## [Problem to work on]
Bring together all lines of the material below that contain the string "Parameters".

## [Data extract]
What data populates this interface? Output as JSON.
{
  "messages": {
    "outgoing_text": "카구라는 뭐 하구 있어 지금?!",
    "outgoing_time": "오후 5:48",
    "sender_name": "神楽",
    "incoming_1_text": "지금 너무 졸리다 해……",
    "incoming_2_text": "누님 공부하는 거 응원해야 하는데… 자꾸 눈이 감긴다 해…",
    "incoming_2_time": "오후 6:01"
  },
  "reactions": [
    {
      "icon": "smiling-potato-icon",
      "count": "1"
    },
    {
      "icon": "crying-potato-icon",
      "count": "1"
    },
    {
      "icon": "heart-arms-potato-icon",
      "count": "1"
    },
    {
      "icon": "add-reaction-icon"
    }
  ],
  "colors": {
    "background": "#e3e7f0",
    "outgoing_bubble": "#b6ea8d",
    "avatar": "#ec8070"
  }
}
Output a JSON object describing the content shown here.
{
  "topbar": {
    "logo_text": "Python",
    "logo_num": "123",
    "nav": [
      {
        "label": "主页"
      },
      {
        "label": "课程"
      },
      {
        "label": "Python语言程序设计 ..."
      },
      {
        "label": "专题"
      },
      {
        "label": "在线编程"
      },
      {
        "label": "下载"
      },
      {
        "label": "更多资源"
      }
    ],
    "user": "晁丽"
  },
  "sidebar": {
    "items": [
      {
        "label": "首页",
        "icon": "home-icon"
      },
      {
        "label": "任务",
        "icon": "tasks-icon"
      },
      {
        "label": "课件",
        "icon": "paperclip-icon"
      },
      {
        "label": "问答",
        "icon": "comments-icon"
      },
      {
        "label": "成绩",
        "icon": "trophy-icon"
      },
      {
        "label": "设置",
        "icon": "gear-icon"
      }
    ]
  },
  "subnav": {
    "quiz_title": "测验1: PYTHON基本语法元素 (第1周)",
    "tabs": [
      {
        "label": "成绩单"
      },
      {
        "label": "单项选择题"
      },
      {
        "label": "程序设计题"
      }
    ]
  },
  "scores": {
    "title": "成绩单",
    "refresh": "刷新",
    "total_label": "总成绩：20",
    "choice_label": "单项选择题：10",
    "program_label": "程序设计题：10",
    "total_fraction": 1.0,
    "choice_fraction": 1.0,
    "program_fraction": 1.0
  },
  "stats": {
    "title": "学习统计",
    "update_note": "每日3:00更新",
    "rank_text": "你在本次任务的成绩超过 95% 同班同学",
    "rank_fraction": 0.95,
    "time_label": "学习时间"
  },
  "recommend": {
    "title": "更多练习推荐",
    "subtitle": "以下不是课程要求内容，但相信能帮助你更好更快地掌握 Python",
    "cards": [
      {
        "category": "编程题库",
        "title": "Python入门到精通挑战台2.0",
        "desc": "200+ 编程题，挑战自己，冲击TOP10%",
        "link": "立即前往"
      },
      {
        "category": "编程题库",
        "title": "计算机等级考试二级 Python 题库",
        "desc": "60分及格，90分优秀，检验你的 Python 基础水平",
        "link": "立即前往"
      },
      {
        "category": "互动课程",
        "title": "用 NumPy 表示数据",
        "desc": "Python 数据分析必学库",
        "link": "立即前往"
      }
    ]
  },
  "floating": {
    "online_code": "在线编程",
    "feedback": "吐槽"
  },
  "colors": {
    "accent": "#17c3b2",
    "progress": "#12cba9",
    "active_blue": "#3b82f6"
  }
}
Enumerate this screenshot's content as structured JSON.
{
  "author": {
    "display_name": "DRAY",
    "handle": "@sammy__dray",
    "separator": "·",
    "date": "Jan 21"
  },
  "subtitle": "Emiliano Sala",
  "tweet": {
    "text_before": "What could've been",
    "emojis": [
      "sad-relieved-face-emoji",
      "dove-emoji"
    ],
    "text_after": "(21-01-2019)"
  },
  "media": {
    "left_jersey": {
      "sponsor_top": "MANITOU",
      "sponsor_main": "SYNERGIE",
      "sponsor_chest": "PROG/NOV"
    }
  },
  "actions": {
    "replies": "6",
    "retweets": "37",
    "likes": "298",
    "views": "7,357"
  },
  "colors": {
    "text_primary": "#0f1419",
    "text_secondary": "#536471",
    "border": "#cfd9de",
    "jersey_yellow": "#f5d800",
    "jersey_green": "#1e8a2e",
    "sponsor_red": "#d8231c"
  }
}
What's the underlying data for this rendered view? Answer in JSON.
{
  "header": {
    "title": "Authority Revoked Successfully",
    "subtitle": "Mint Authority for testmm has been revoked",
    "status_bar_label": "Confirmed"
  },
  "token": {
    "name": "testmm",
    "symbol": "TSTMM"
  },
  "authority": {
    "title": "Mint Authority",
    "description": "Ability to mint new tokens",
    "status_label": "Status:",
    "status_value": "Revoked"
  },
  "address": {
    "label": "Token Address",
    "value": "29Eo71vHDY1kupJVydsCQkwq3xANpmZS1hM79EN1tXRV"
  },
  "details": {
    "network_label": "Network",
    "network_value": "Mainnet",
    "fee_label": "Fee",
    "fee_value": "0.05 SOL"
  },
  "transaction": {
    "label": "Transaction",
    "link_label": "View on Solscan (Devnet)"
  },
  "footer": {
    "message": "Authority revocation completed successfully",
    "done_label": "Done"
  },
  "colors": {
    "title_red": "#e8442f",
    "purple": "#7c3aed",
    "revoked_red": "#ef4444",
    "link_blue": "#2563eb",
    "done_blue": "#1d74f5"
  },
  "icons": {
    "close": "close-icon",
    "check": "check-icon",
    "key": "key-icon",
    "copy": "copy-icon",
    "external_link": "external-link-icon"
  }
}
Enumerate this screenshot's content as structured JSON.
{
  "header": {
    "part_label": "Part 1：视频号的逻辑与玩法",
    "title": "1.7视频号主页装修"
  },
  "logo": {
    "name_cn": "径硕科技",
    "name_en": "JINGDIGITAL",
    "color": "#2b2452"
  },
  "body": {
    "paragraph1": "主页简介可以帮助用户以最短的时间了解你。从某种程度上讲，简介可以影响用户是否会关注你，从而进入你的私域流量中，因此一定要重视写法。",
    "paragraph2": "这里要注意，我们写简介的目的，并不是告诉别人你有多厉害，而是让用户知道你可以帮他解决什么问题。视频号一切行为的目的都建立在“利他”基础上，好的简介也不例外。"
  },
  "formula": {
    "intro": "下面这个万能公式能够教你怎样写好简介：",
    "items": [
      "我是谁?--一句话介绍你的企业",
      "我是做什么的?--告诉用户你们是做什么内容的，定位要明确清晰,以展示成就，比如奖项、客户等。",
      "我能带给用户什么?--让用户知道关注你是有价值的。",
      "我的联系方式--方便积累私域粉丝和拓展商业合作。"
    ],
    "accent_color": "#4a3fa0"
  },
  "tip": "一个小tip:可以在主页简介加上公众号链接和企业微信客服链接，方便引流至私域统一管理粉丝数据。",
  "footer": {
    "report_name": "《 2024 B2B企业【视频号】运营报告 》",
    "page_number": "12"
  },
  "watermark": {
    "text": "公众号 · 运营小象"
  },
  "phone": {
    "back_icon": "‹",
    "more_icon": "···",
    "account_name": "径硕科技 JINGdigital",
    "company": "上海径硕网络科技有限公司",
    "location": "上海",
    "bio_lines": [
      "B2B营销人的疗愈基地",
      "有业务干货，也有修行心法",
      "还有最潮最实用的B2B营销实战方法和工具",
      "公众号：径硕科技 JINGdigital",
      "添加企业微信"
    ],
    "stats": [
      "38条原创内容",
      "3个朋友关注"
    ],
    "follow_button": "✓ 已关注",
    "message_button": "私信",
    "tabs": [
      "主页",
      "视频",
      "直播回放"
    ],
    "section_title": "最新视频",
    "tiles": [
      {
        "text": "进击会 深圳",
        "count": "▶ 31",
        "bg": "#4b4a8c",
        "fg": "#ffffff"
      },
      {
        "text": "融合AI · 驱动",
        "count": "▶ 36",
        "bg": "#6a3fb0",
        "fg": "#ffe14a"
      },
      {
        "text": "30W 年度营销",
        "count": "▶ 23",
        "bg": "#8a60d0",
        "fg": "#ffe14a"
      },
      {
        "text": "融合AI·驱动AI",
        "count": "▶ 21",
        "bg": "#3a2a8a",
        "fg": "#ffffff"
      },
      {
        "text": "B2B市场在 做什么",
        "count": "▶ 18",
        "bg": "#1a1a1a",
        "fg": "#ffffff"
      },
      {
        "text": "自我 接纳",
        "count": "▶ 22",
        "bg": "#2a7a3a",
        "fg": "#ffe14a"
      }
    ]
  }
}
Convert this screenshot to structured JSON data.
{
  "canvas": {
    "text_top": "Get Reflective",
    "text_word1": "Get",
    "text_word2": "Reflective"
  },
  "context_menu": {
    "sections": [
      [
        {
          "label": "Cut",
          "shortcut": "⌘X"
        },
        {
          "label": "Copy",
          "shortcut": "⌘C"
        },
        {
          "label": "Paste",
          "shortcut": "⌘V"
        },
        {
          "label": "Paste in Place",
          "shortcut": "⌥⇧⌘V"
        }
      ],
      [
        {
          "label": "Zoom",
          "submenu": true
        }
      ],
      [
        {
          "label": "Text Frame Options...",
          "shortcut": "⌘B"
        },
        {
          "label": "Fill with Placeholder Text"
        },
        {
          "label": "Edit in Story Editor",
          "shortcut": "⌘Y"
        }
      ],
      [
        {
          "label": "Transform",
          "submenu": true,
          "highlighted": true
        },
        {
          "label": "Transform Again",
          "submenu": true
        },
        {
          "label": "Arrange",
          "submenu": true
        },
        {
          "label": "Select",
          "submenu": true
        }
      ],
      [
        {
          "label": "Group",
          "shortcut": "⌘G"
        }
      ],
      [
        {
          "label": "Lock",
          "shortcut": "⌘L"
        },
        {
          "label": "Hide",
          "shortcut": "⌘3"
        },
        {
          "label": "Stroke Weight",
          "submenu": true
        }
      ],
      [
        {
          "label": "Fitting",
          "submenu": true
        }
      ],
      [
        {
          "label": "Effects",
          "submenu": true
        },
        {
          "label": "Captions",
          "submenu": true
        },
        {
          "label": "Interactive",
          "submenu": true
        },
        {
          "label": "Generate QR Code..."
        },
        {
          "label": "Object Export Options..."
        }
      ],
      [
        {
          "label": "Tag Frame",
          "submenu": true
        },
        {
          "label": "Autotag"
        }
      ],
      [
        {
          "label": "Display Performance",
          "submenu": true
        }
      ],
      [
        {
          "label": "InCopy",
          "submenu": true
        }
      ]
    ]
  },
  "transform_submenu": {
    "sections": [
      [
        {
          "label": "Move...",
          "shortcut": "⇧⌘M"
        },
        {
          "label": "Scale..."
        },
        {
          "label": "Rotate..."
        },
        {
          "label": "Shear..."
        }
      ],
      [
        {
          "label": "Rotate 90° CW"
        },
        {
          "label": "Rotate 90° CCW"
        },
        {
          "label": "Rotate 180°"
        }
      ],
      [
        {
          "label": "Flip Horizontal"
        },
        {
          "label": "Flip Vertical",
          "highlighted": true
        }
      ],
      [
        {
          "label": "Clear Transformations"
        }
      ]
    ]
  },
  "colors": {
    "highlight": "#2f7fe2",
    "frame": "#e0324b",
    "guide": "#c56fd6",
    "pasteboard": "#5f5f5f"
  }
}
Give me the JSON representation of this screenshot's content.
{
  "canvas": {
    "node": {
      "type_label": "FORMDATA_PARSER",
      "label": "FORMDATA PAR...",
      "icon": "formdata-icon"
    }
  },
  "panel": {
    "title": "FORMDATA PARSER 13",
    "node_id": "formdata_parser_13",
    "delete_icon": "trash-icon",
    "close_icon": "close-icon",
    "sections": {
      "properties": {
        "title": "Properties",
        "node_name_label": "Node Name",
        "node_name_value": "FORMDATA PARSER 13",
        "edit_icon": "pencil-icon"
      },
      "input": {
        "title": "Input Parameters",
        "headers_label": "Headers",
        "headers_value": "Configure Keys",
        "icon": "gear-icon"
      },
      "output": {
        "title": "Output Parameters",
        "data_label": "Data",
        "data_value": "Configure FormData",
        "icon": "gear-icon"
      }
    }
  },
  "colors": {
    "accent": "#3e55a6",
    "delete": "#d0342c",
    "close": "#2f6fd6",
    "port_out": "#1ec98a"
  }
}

## [The answer]
        "title": "Input Parameters",
        "title": "Output Parameters",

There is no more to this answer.